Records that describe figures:
┄┄┄┄┄┄┄┄┄┄
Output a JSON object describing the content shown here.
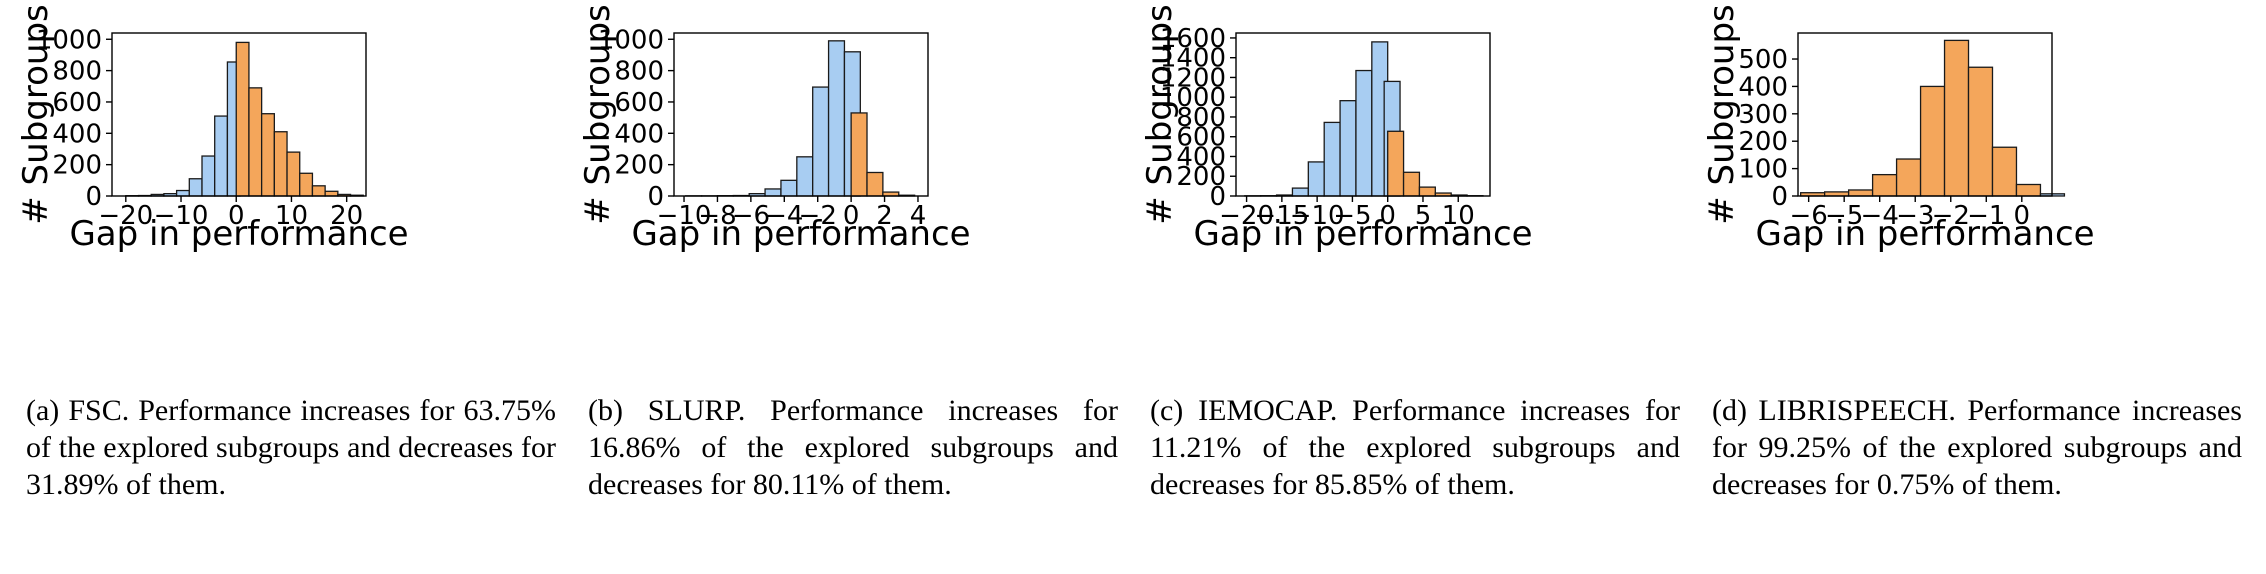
{
  "colors": {
    "increase": "#f4a65b",
    "decrease": "#a8cdf2",
    "edge": "#1a1a1a"
  },
  "chart_data": [
    {
      "type": "bar",
      "xlabel": "Gap in performance",
      "ylabel": "# Subgroups",
      "xlim": [
        -22.5,
        23.5
      ],
      "ylim": [
        0,
        1040
      ],
      "xticks": [
        -20,
        -10,
        0,
        10,
        20
      ],
      "yticks": [
        0,
        200,
        400,
        600,
        800,
        1000
      ],
      "bin_width": 2.3,
      "bins": [
        {
          "start": -20.0,
          "value": 2,
          "group": "decrease"
        },
        {
          "start": -17.7,
          "value": 3,
          "group": "decrease"
        },
        {
          "start": -15.4,
          "value": 10,
          "group": "decrease"
        },
        {
          "start": -13.1,
          "value": 15,
          "group": "decrease"
        },
        {
          "start": -10.8,
          "value": 35,
          "group": "decrease"
        },
        {
          "start": -8.5,
          "value": 110,
          "group": "decrease"
        },
        {
          "start": -6.2,
          "value": 255,
          "group": "decrease"
        },
        {
          "start": -3.9,
          "value": 510,
          "group": "decrease"
        },
        {
          "start": -1.6,
          "value": 855,
          "group": "decrease"
        },
        {
          "start": 0.0,
          "value": 980,
          "group": "increase"
        },
        {
          "start": 2.3,
          "value": 690,
          "group": "increase"
        },
        {
          "start": 4.6,
          "value": 525,
          "group": "increase"
        },
        {
          "start": 6.9,
          "value": 410,
          "group": "increase"
        },
        {
          "start": 9.2,
          "value": 280,
          "group": "increase"
        },
        {
          "start": 11.5,
          "value": 145,
          "group": "increase"
        },
        {
          "start": 13.8,
          "value": 65,
          "group": "increase"
        },
        {
          "start": 16.1,
          "value": 30,
          "group": "increase"
        },
        {
          "start": 18.4,
          "value": 10,
          "group": "increase"
        },
        {
          "start": 20.7,
          "value": 5,
          "group": "increase"
        }
      ]
    },
    {
      "type": "bar",
      "xlabel": "Gap in performance",
      "ylabel": "# Subgroups",
      "xlim": [
        -10.6,
        4.6
      ],
      "ylim": [
        0,
        1040
      ],
      "xticks": [
        -10,
        -8,
        -6,
        -4,
        -2,
        0,
        2,
        4
      ],
      "yticks": [
        0,
        200,
        400,
        600,
        800,
        1000
      ],
      "bin_width": 0.95,
      "bins": [
        {
          "start": -9.9,
          "value": 1,
          "group": "decrease"
        },
        {
          "start": -8.95,
          "value": 1,
          "group": "decrease"
        },
        {
          "start": -8.0,
          "value": 2,
          "group": "decrease"
        },
        {
          "start": -7.05,
          "value": 3,
          "group": "decrease"
        },
        {
          "start": -6.1,
          "value": 15,
          "group": "decrease"
        },
        {
          "start": -5.15,
          "value": 45,
          "group": "decrease"
        },
        {
          "start": -4.2,
          "value": 100,
          "group": "decrease"
        },
        {
          "start": -3.25,
          "value": 250,
          "group": "decrease"
        },
        {
          "start": -2.3,
          "value": 695,
          "group": "decrease"
        },
        {
          "start": -1.35,
          "value": 990,
          "group": "decrease"
        },
        {
          "start": -0.4,
          "value": 920,
          "group": "decrease"
        },
        {
          "start": 0.0,
          "value": 530,
          "group": "increase"
        },
        {
          "start": 0.95,
          "value": 150,
          "group": "increase"
        },
        {
          "start": 1.9,
          "value": 25,
          "group": "increase"
        },
        {
          "start": 2.85,
          "value": 5,
          "group": "increase"
        }
      ]
    },
    {
      "type": "bar",
      "xlabel": "Gap in performance",
      "ylabel": "# Subgroups",
      "xlim": [
        -21.5,
        14.5
      ],
      "ylim": [
        0,
        1650
      ],
      "xticks": [
        -20,
        -15,
        -10,
        -5,
        0,
        5,
        10
      ],
      "yticks": [
        0,
        200,
        400,
        600,
        800,
        1000,
        1200,
        1400,
        1600
      ],
      "bin_width": 2.25,
      "bins": [
        {
          "start": -20.25,
          "value": 2,
          "group": "decrease"
        },
        {
          "start": -18.0,
          "value": 3,
          "group": "decrease"
        },
        {
          "start": -15.75,
          "value": 10,
          "group": "decrease"
        },
        {
          "start": -13.5,
          "value": 80,
          "group": "decrease"
        },
        {
          "start": -11.25,
          "value": 345,
          "group": "decrease"
        },
        {
          "start": -9.0,
          "value": 745,
          "group": "decrease"
        },
        {
          "start": -6.75,
          "value": 965,
          "group": "decrease"
        },
        {
          "start": -4.5,
          "value": 1270,
          "group": "decrease"
        },
        {
          "start": -2.25,
          "value": 1560,
          "group": "decrease"
        },
        {
          "start": -0.5,
          "value": 1160,
          "group": "decrease"
        },
        {
          "start": 0.0,
          "value": 655,
          "group": "increase"
        },
        {
          "start": 2.25,
          "value": 240,
          "group": "increase"
        },
        {
          "start": 4.5,
          "value": 90,
          "group": "increase"
        },
        {
          "start": 6.75,
          "value": 30,
          "group": "increase"
        },
        {
          "start": 9.0,
          "value": 10,
          "group": "increase"
        },
        {
          "start": 11.25,
          "value": 3,
          "group": "increase"
        }
      ]
    },
    {
      "type": "bar",
      "xlabel": "Gap in performance",
      "ylabel": "# Subgroups",
      "xlim": [
        -6.3,
        0.85
      ],
      "ylim": [
        0,
        595
      ],
      "xticks": [
        -6,
        -5,
        -4,
        -3,
        -2,
        -1,
        0
      ],
      "yticks": [
        0,
        100,
        200,
        300,
        400,
        500
      ],
      "bin_width": 0.675,
      "bins": [
        {
          "start": -6.225,
          "value": 12,
          "group": "increase"
        },
        {
          "start": -5.55,
          "value": 15,
          "group": "increase"
        },
        {
          "start": -4.875,
          "value": 22,
          "group": "increase"
        },
        {
          "start": -4.2,
          "value": 78,
          "group": "increase"
        },
        {
          "start": -3.525,
          "value": 135,
          "group": "increase"
        },
        {
          "start": -2.85,
          "value": 400,
          "group": "increase"
        },
        {
          "start": -2.175,
          "value": 568,
          "group": "increase"
        },
        {
          "start": -1.5,
          "value": 470,
          "group": "increase"
        },
        {
          "start": -0.825,
          "value": 178,
          "group": "increase"
        },
        {
          "start": -0.15,
          "value": 42,
          "group": "increase"
        },
        {
          "start": 0.525,
          "value": 0,
          "group": "increase"
        },
        {
          "start": 0.525,
          "value": 8,
          "group": "decrease"
        }
      ]
    }
  ],
  "captions": [
    "(a) FSC.  Performance increases for 63.75% of the explored subgroups and decreases for 31.89% of them.",
    "(b) SLURP.  Performance increases for 16.86% of the explored subgroups and decreases for 80.11% of them.",
    "(c) IEMOCAP.  Performance increases for 11.21% of the explored subgroups and decreases for 85.85% of them.",
    "(d) LIBRISPEECH.  Performance increases for 99.25% of the explored subgroups and decreases for 0.75% of them."
  ]
}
┄┄┄┄┄┄┄┄┄┄
▸ **The request**: Your job is to transcribe the entries above exactly; skip the pictures.

▸ **Written reply**:
Output a JSON object describing the content shown here.
{
  "colors": {
    "increase": "#f4a65b",
    "decrease": "#a8cdf2",
    "edge": "#1a1a1a"
  },
  "chart_data": [
    {
      "type": "bar",
      "xlabel": "Gap in performance",
      "ylabel": "# Subgroups",
      "xlim": [
        -22.5,
        23.5
      ],
      "ylim": [
        0,
        1040
      ],
      "xticks": [
        -20,
        -10,
        0,
        10,
        20
      ],
      "yticks": [
        0,
        200,
        400,
        600,
        800,
        1000
      ],
      "bin_width": 2.3,
      "bins": [
        {
          "start": -20.0,
          "value": 2,
          "group": "decrease"
        },
        {
          "start": -17.7,
          "value": 3,
          "group": "decrease"
        },
        {
          "start": -15.4,
          "value": 10,
          "group": "decrease"
        },
        {
          "start": -13.1,
          "value": 15,
          "group": "decrease"
        },
        {
          "start": -10.8,
          "value": 35,
          "group": "decrease"
        },
        {
          "start": -8.5,
          "value": 110,
          "group": "decrease"
        },
        {
          "start": -6.2,
          "value": 255,
          "group": "decrease"
        },
        {
          "start": -3.9,
          "value": 510,
          "group": "decrease"
        },
        {
          "start": -1.6,
          "value": 855,
          "group": "decrease"
        },
        {
          "start": 0.0,
          "value": 980,
          "group": "increase"
        },
        {
          "start": 2.3,
          "value": 690,
          "group": "increase"
        },
        {
          "start": 4.6,
          "value": 525,
          "group": "increase"
        },
        {
          "start": 6.9,
          "value": 410,
          "group": "increase"
        },
        {
          "start": 9.2,
          "value": 280,
          "group": "increase"
        },
        {
          "start": 11.5,
          "value": 145,
          "group": "increase"
        },
        {
          "start": 13.8,
          "value": 65,
          "group": "increase"
        },
        {
          "start": 16.1,
          "value": 30,
          "group": "increase"
        },
        {
          "start": 18.4,
          "value": 10,
          "group": "increase"
        },
        {
          "start": 20.7,
          "value": 5,
          "group": "increase"
        }
      ]
    },
    {
      "type": "bar",
      "xlabel": "Gap in performance",
      "ylabel": "# Subgroups",
      "xlim": [
        -10.6,
        4.6
      ],
      "ylim": [
        0,
        1040
      ],
      "xticks": [
        -10,
        -8,
        -6,
        -4,
        -2,
        0,
        2,
        4
      ],
      "yticks": [
        0,
        200,
        400,
        600,
        800,
        1000
      ],
      "bin_width": 0.95,
      "bins": [
        {
          "start": -9.9,
          "value": 1,
          "group": "decrease"
        },
        {
          "start": -8.95,
          "value": 1,
          "group": "decrease"
        },
        {
          "start": -8.0,
          "value": 2,
          "group": "decrease"
        },
        {
          "start": -7.05,
          "value": 3,
          "group": "decrease"
        },
        {
          "start": -6.1,
          "value": 15,
          "group": "decrease"
        },
        {
          "start": -5.15,
          "value": 45,
          "group": "decrease"
        },
        {
          "start": -4.2,
          "value": 100,
          "group": "decrease"
        },
        {
          "start": -3.25,
          "value": 250,
          "group": "decrease"
        },
        {
          "start": -2.3,
          "value": 695,
          "group": "decrease"
        },
        {
          "start": -1.35,
          "value": 990,
          "group": "decrease"
        },
        {
          "start": -0.4,
          "value": 920,
          "group": "decrease"
        },
        {
          "start": 0.0,
          "value": 530,
          "group": "increase"
        },
        {
          "start": 0.95,
          "value": 150,
          "group": "increase"
        },
        {
          "start": 1.9,
          "value": 25,
          "group": "increase"
        },
        {
          "start": 2.85,
          "value": 5,
          "group": "increase"
        }
      ]
    },
    {
      "type": "bar",
      "xlabel": "Gap in performance",
      "ylabel": "# Subgroups",
      "xlim": [
        -21.5,
        14.5
      ],
      "ylim": [
        0,
        1650
      ],
      "xticks": [
        -20,
        -15,
        -10,
        -5,
        0,
        5,
        10
      ],
      "yticks": [
        0,
        200,
        400,
        600,
        800,
        1000,
        1200,
        1400,
        1600
      ],
      "bin_width": 2.25,
      "bins": [
        {
          "start": -20.25,
          "value": 2,
          "group": "decrease"
        },
        {
          "start": -18.0,
          "value": 3,
          "group": "decrease"
        },
        {
          "start": -15.75,
          "value": 10,
          "group": "decrease"
        },
        {
          "start": -13.5,
          "value": 80,
          "group": "decrease"
        },
        {
          "start": -11.25,
          "value": 345,
          "group": "decrease"
        },
        {
          "start": -9.0,
          "value": 745,
          "group": "decrease"
        },
        {
          "start": -6.75,
          "value": 965,
          "group": "decrease"
        },
        {
          "start": -4.5,
          "value": 1270,
          "group": "decrease"
        },
        {
          "start": -2.25,
          "value": 1560,
          "group": "decrease"
        },
        {
          "start": -0.5,
          "value": 1160,
          "group": "decrease"
        },
        {
          "start": 0.0,
          "value": 655,
          "group": "increase"
        },
        {
          "start": 2.25,
          "value": 240,
          "group": "increase"
        },
        {
          "start": 4.5,
          "value": 90,
          "group": "increase"
        },
        {
          "start": 6.75,
          "value": 30,
          "group": "increase"
        },
        {
          "start": 9.0,
          "value": 10,
          "group": "increase"
        },
        {
          "start": 11.25,
          "value": 3,
          "group": "increase"
        }
      ]
    },
    {
      "type": "bar",
      "xlabel": "Gap in performance",
      "ylabel": "# Subgroups",
      "xlim": [
        -6.3,
        0.85
      ],
      "ylim": [
        0,
        595
      ],
      "xticks": [
        -6,
        -5,
        -4,
        -3,
        -2,
        -1,
        0
      ],
      "yticks": [
        0,
        100,
        200,
        300,
        400,
        500
      ],
      "bin_width": 0.675,
      "bins": [
        {
          "start": -6.225,
          "value": 12,
          "group": "increase"
        },
        {
          "start": -5.55,
          "value": 15,
          "group": "increase"
        },
        {
          "start": -4.875,
          "value": 22,
          "group": "increase"
        },
        {
          "start": -4.2,
          "value": 78,
          "group": "increase"
        },
        {
          "start": -3.525,
          "value": 135,
          "group": "increase"
        },
        {
          "start": -2.85,
          "value": 400,
          "group": "increase"
        },
        {
          "start": -2.175,
          "value": 568,
          "group": "increase"
        },
        {
          "start": -1.5,
          "value": 470,
          "group": "increase"
        },
        {
          "start": -0.825,
          "value": 178,
          "group": "increase"
        },
        {
          "start": -0.15,
          "value": 42,
          "group": "increase"
        },
        {
          "start": 0.525,
          "value": 0,
          "group": "increase"
        },
        {
          "start": 0.525,
          "value": 8,
          "group": "decrease"
        }
      ]
    }
  ],
  "captions": [
    "(a) FSC.  Performance increases for 63.75% of the explored subgroups and decreases for 31.89% of them.",
    "(b) SLURP.  Performance increases for 16.86% of the explored subgroups and decreases for 80.11% of them.",
    "(c) IEMOCAP.  Performance increases for 11.21% of the explored subgroups and decreases for 85.85% of them.",
    "(d) LIBRISPEECH.  Performance increases for 99.25% of the explored subgroups and decreases for 0.75% of them."
  ]
}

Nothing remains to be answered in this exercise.